* begin DATA FOR THE TASK *
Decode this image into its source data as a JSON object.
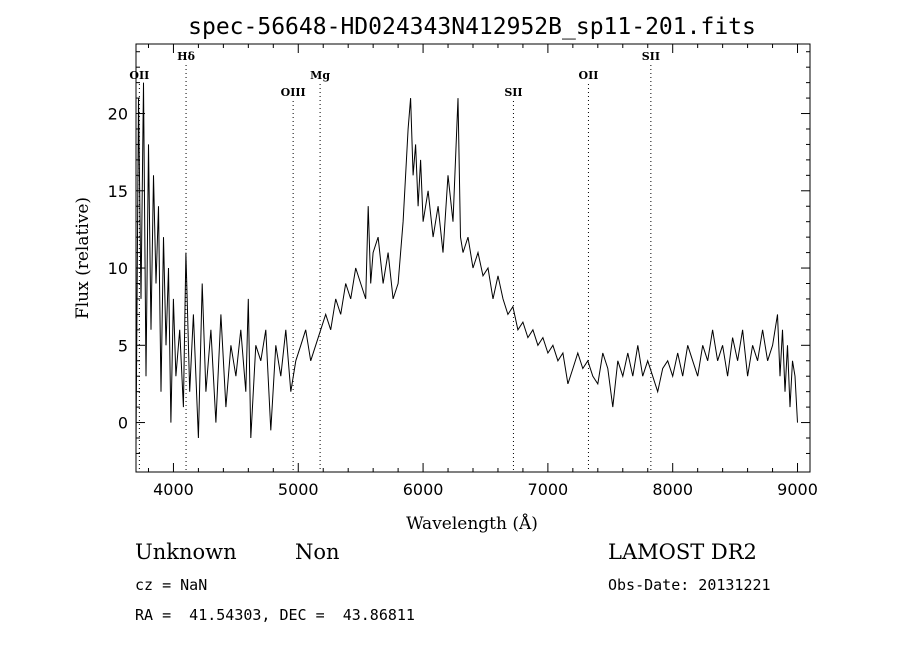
{
  "chart_data": {
    "type": "line",
    "title": "spec-56648-HD024343N412952B_sp11-201.fits",
    "xlabel": "Wavelength (Å)",
    "ylabel": "Flux (relative)",
    "xlim": [
      3700,
      9100
    ],
    "ylim": [
      -3.2,
      24.5
    ],
    "xticks": [
      4000,
      5000,
      6000,
      7000,
      8000,
      9000
    ],
    "yticks": [
      0,
      5,
      10,
      15,
      20
    ],
    "grid": false,
    "series": [
      {
        "x": [
          3700,
          3720,
          3740,
          3760,
          3780,
          3800,
          3820,
          3840,
          3860,
          3880,
          3900,
          3920,
          3940,
          3960,
          3980,
          4000,
          4020,
          4050,
          4080,
          4100,
          4130,
          4160,
          4200,
          4230,
          4260,
          4300,
          4340,
          4380,
          4420,
          4460,
          4500,
          4540,
          4580,
          4600,
          4620,
          4660,
          4700,
          4740,
          4780,
          4820,
          4860,
          4900,
          4940,
          4980,
          5020,
          5060,
          5100,
          5140,
          5180,
          5220,
          5260,
          5300,
          5340,
          5380,
          5420,
          5460,
          5500,
          5540,
          5560,
          5580,
          5600,
          5640,
          5680,
          5720,
          5760,
          5800,
          5840,
          5880,
          5900,
          5920,
          5940,
          5960,
          5980,
          6000,
          6040,
          6080,
          6120,
          6160,
          6200,
          6240,
          6280,
          6300,
          6320,
          6360,
          6400,
          6440,
          6480,
          6520,
          6560,
          6600,
          6640,
          6680,
          6720,
          6760,
          6800,
          6840,
          6880,
          6920,
          6960,
          7000,
          7040,
          7080,
          7120,
          7160,
          7200,
          7240,
          7280,
          7320,
          7360,
          7400,
          7440,
          7480,
          7520,
          7560,
          7600,
          7640,
          7680,
          7720,
          7760,
          7800,
          7840,
          7880,
          7920,
          7960,
          8000,
          8040,
          8080,
          8120,
          8160,
          8200,
          8240,
          8280,
          8320,
          8360,
          8400,
          8440,
          8480,
          8520,
          8560,
          8600,
          8640,
          8680,
          8720,
          8760,
          8800,
          8840,
          8860,
          8880,
          8900,
          8920,
          8940,
          8960,
          8980,
          9000
        ],
        "values": [
          -1.5,
          21,
          8,
          22,
          3,
          18,
          6,
          16,
          9,
          14,
          2,
          12,
          5,
          10,
          0,
          8,
          3,
          6,
          1,
          11,
          2,
          7,
          -1,
          9,
          2,
          6,
          0,
          7,
          1,
          5,
          3,
          6,
          2,
          8,
          -1,
          5,
          4,
          6,
          -0.5,
          5,
          3,
          6,
          2,
          4,
          5,
          6,
          4,
          5,
          6,
          7,
          6,
          8,
          7,
          9,
          8,
          10,
          9,
          8,
          14,
          9,
          11,
          12,
          9,
          11,
          8,
          9,
          13,
          19,
          21,
          16,
          18,
          14,
          17,
          13,
          15,
          12,
          14,
          11,
          16,
          13,
          21,
          12,
          11,
          12,
          10,
          11,
          9.5,
          10,
          8,
          9.5,
          8,
          7,
          7.5,
          6,
          6.5,
          5.5,
          6,
          5,
          5.5,
          4.5,
          5,
          4,
          4.5,
          2.5,
          3.5,
          4.5,
          3.5,
          4,
          3,
          2.5,
          4.5,
          3.5,
          1,
          4,
          3,
          4.5,
          3,
          5,
          3,
          4,
          3,
          2,
          3.5,
          4,
          3,
          4.5,
          3,
          5,
          4,
          3,
          5,
          4,
          6,
          4,
          5,
          3,
          5.5,
          4,
          6,
          3,
          5,
          4,
          6,
          4,
          5,
          7,
          3,
          6,
          2,
          5,
          1,
          4,
          3,
          0
        ]
      }
    ],
    "line_markers": [
      {
        "label": "OII",
        "x": 3727,
        "level": 1
      },
      {
        "label": "Hδ",
        "x": 4101,
        "level": 0
      },
      {
        "label": "OIII",
        "x": 4959,
        "level": 2
      },
      {
        "label": "Mg",
        "x": 5175,
        "level": 1
      },
      {
        "label": "SII",
        "x": 6724,
        "level": 2
      },
      {
        "label": "OII",
        "x": 7325,
        "level": 1
      },
      {
        "label": "SII",
        "x": 7825,
        "level": 0
      }
    ]
  },
  "footer": {
    "class": "Unknown",
    "subclass": "Non",
    "survey": "LAMOST DR2",
    "cz": "cz = NaN",
    "obs_date": "Obs-Date: 20131221",
    "coords": "RA =  41.54303, DEC =  43.86811"
  }
}
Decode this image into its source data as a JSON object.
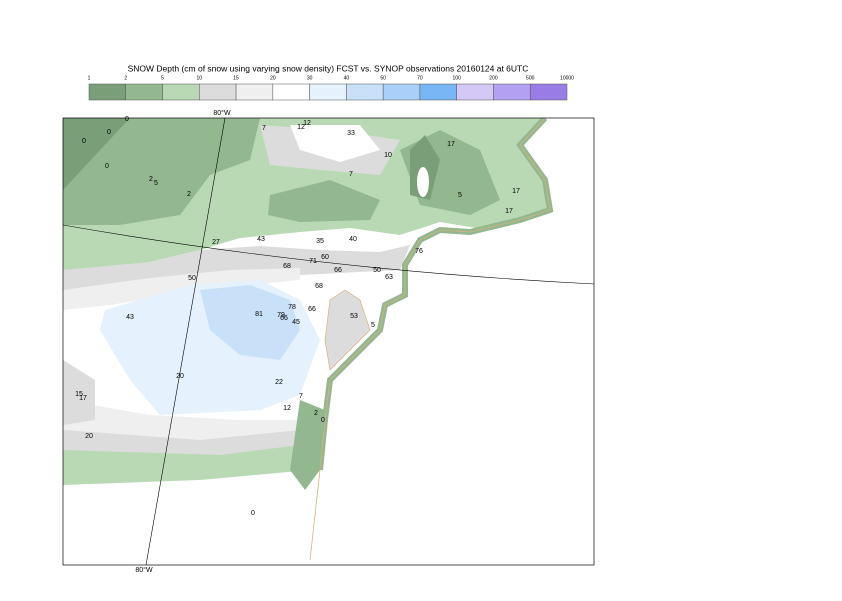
{
  "title": "SNOW Depth (cm of snow using varying snow density) FCST vs. SYNOP observations  20160124 at 6UTC",
  "colorbar": {
    "levels": [
      1,
      2,
      5,
      10,
      15,
      20,
      30,
      40,
      50,
      70,
      100,
      200,
      500,
      10000
    ],
    "colors": [
      "#7a9e78",
      "#93b88f",
      "#b8d9b4",
      "#dcdcdc",
      "#efefef",
      "#ffffff",
      "#e5f1fd",
      "#c8e1f9",
      "#a8d0f8",
      "#78b6f5",
      "#d4c8f6",
      "#b4a0f2",
      "#9a7ce6"
    ]
  },
  "map": {
    "lon_label_top": "80°W",
    "lon_label_bottom": "80°W",
    "observations": [
      0,
      0,
      0,
      0,
      2,
      5,
      2,
      7,
      12,
      12,
      33,
      10,
      7,
      17,
      17,
      5,
      17,
      27,
      43,
      35,
      40,
      68,
      71,
      60,
      66,
      50,
      63,
      76,
      50,
      68,
      43,
      81,
      78,
      79,
      66,
      66,
      45,
      53,
      5,
      20,
      22,
      7,
      12,
      2,
      0,
      15,
      17,
      20,
      0
    ]
  }
}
* end DATA FOR THE TASK *
▶ SHORT TASK:
Make an exact copy of the records shown above, without the pictures.

▶ THE RESULT:
Decode this image into its source data as a JSON object.
{
  "chart_data": {
    "type": "line",
    "title": "spec-56648-HD024343N412952B_sp11-201.fits",
    "xlabel": "Wavelength (Å)",
    "ylabel": "Flux (relative)",
    "xlim": [
      3700,
      9100
    ],
    "ylim": [
      -3.2,
      24.5
    ],
    "xticks": [
      4000,
      5000,
      6000,
      7000,
      8000,
      9000
    ],
    "yticks": [
      0,
      5,
      10,
      15,
      20
    ],
    "grid": false,
    "series": [
      {
        "x": [
          3700,
          3720,
          3740,
          3760,
          3780,
          3800,
          3820,
          3840,
          3860,
          3880,
          3900,
          3920,
          3940,
          3960,
          3980,
          4000,
          4020,
          4050,
          4080,
          4100,
          4130,
          4160,
          4200,
          4230,
          4260,
          4300,
          4340,
          4380,
          4420,
          4460,
          4500,
          4540,
          4580,
          4600,
          4620,
          4660,
          4700,
          4740,
          4780,
          4820,
          4860,
          4900,
          4940,
          4980,
          5020,
          5060,
          5100,
          5140,
          5180,
          5220,
          5260,
          5300,
          5340,
          5380,
          5420,
          5460,
          5500,
          5540,
          5560,
          5580,
          5600,
          5640,
          5680,
          5720,
          5760,
          5800,
          5840,
          5880,
          5900,
          5920,
          5940,
          5960,
          5980,
          6000,
          6040,
          6080,
          6120,
          6160,
          6200,
          6240,
          6280,
          6300,
          6320,
          6360,
          6400,
          6440,
          6480,
          6520,
          6560,
          6600,
          6640,
          6680,
          6720,
          6760,
          6800,
          6840,
          6880,
          6920,
          6960,
          7000,
          7040,
          7080,
          7120,
          7160,
          7200,
          7240,
          7280,
          7320,
          7360,
          7400,
          7440,
          7480,
          7520,
          7560,
          7600,
          7640,
          7680,
          7720,
          7760,
          7800,
          7840,
          7880,
          7920,
          7960,
          8000,
          8040,
          8080,
          8120,
          8160,
          8200,
          8240,
          8280,
          8320,
          8360,
          8400,
          8440,
          8480,
          8520,
          8560,
          8600,
          8640,
          8680,
          8720,
          8760,
          8800,
          8840,
          8860,
          8880,
          8900,
          8920,
          8940,
          8960,
          8980,
          9000
        ],
        "values": [
          -1.5,
          21,
          8,
          22,
          3,
          18,
          6,
          16,
          9,
          14,
          2,
          12,
          5,
          10,
          0,
          8,
          3,
          6,
          1,
          11,
          2,
          7,
          -1,
          9,
          2,
          6,
          0,
          7,
          1,
          5,
          3,
          6,
          2,
          8,
          -1,
          5,
          4,
          6,
          -0.5,
          5,
          3,
          6,
          2,
          4,
          5,
          6,
          4,
          5,
          6,
          7,
          6,
          8,
          7,
          9,
          8,
          10,
          9,
          8,
          14,
          9,
          11,
          12,
          9,
          11,
          8,
          9,
          13,
          19,
          21,
          16,
          18,
          14,
          17,
          13,
          15,
          12,
          14,
          11,
          16,
          13,
          21,
          12,
          11,
          12,
          10,
          11,
          9.5,
          10,
          8,
          9.5,
          8,
          7,
          7.5,
          6,
          6.5,
          5.5,
          6,
          5,
          5.5,
          4.5,
          5,
          4,
          4.5,
          2.5,
          3.5,
          4.5,
          3.5,
          4,
          3,
          2.5,
          4.5,
          3.5,
          1,
          4,
          3,
          4.5,
          3,
          5,
          3,
          4,
          3,
          2,
          3.5,
          4,
          3,
          4.5,
          3,
          5,
          4,
          3,
          5,
          4,
          6,
          4,
          5,
          3,
          5.5,
          4,
          6,
          3,
          5,
          4,
          6,
          4,
          5,
          7,
          3,
          6,
          2,
          5,
          1,
          4,
          3,
          0
        ]
      }
    ],
    "line_markers": [
      {
        "label": "OII",
        "x": 3727,
        "level": 1
      },
      {
        "label": "Hδ",
        "x": 4101,
        "level": 0
      },
      {
        "label": "OIII",
        "x": 4959,
        "level": 2
      },
      {
        "label": "Mg",
        "x": 5175,
        "level": 1
      },
      {
        "label": "SII",
        "x": 6724,
        "level": 2
      },
      {
        "label": "OII",
        "x": 7325,
        "level": 1
      },
      {
        "label": "SII",
        "x": 7825,
        "level": 0
      }
    ]
  },
  "footer": {
    "class": "Unknown",
    "subclass": "Non",
    "survey": "LAMOST DR2",
    "cz": "cz = NaN",
    "obs_date": "Obs-Date: 20131221",
    "coords": "RA =  41.54303, DEC =  43.86811"
  }
}
Decode this image into its source data as a JSON object.
{
  "title": "SNOW Depth (cm of snow using varying snow density) FCST vs. SYNOP observations  20160124 at 6UTC",
  "colorbar": {
    "levels": [
      1,
      2,
      5,
      10,
      15,
      20,
      30,
      40,
      50,
      70,
      100,
      200,
      500,
      10000
    ],
    "colors": [
      "#7a9e78",
      "#93b88f",
      "#b8d9b4",
      "#dcdcdc",
      "#efefef",
      "#ffffff",
      "#e5f1fd",
      "#c8e1f9",
      "#a8d0f8",
      "#78b6f5",
      "#d4c8f6",
      "#b4a0f2",
      "#9a7ce6"
    ]
  },
  "map": {
    "lon_label_top": "80°W",
    "lon_label_bottom": "80°W",
    "observations": [
      0,
      0,
      0,
      0,
      2,
      5,
      2,
      7,
      12,
      12,
      33,
      10,
      7,
      17,
      17,
      5,
      17,
      27,
      43,
      35,
      40,
      68,
      71,
      60,
      66,
      50,
      63,
      76,
      50,
      68,
      43,
      81,
      78,
      79,
      66,
      66,
      45,
      53,
      5,
      20,
      22,
      7,
      12,
      2,
      0,
      15,
      17,
      20,
      0
    ]
  }
}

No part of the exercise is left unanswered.